#### Provided data

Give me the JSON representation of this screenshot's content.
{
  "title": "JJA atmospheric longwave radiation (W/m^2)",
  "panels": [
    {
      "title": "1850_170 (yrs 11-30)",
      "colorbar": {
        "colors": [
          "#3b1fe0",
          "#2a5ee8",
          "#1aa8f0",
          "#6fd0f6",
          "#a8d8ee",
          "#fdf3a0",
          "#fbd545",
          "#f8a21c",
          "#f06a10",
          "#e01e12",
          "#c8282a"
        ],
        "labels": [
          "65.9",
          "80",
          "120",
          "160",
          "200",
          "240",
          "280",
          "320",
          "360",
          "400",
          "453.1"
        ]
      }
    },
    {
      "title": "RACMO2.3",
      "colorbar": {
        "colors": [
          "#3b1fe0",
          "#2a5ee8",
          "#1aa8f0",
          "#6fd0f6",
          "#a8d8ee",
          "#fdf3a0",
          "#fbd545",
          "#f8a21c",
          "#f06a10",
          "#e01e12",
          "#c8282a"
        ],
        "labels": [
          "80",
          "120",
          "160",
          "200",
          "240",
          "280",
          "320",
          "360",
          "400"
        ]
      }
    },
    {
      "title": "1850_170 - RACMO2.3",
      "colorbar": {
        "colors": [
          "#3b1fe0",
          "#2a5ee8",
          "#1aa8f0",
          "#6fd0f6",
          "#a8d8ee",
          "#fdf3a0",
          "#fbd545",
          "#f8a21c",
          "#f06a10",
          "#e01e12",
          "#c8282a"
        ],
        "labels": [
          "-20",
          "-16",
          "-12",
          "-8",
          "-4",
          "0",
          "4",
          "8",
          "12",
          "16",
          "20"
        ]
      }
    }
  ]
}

########

* [Goal]
Show all lines in the entries above where the string "title" appears.

* [Output of the exercise]
  "title": "JJA atmospheric longwave radiation (W/m^2)",
      "title": "1850_170 (yrs 11-30)",
      "title": "RACMO2.3",
      "title": "1850_170 - RACMO2.3",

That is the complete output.